— Records shown —
- - - - - - -

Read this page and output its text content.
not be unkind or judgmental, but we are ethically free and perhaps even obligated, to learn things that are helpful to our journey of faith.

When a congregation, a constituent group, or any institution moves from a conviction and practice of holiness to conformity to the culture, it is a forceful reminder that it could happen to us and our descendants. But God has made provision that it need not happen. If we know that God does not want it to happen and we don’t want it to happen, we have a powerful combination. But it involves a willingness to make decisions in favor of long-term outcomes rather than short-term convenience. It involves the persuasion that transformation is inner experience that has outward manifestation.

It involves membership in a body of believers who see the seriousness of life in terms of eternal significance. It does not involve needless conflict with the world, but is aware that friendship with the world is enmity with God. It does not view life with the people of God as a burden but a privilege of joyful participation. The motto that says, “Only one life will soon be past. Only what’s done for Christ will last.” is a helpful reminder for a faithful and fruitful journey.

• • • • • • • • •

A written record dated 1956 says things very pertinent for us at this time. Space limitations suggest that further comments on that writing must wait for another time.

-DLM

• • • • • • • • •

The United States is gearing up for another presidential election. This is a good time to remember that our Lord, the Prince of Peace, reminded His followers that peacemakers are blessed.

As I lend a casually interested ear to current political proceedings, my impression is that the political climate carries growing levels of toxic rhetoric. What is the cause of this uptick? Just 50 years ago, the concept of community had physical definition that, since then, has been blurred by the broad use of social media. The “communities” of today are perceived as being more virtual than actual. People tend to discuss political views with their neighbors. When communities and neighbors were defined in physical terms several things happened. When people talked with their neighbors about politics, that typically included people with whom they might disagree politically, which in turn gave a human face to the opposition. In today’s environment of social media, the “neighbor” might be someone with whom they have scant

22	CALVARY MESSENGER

- - - - - - -

— The exercise —
Extract all the entries word for word.

— Completed task —
Read this page and output its text content.
not be unkind or judgmental, but we are ethically free and perhaps even obligated, to learn things that are helpful to our journey of faith.

When a congregation, a constituent group, or any institution moves from a conviction and practice of holiness to conformity to the culture, it is a forceful reminder that it could happen to us and our descendants. But God has made provision that it need not happen. If we know that God does not want it to happen and we don’t want it to happen, we have a powerful combination. But it involves a willingness to make decisions in favor of long-term outcomes rather than short-term convenience. It involves the persuasion that transformation is inner experience that has outward manifestation.

It involves membership in a body of believers who see the seriousness of life in terms of eternal significance. It does not involve needless conflict with the world, but is aware that friendship with the world is enmity with God. It does not view life with the people of God as a burden but a privilege of joyful participation. The motto that says, “Only one life will soon be past. Only what’s done for Christ will last.” is a helpful reminder for a faithful and fruitful journey.

• • • • • • • • •

A written record dated 1956 says things very pertinent for us at this time. Space limitations suggest that further comments on that writing must wait for another time.

-DLM

• • • • • • • • •

The United States is gearing up for another presidential election. This is a good time to remember that our Lord, the Prince of Peace, reminded His followers that peacemakers are blessed.

As I lend a casually interested ear to current political proceedings, my impression is that the political climate carries growing levels of toxic rhetoric. What is the cause of this uptick? Just 50 years ago, the concept of community had physical definition that, since then, has been blurred by the broad use of social media. The “communities” of today are perceived as being more virtual than actual. People tend to discuss political views with their neighbors. When communities and neighbors were defined in physical terms several things happened. When people talked with their neighbors about politics, that typically included people with whom they might disagree politically, which in turn gave a human face to the opposition. In today’s environment of social media, the “neighbor” might be someone with whom they have scant

22	CALVARY MESSENGER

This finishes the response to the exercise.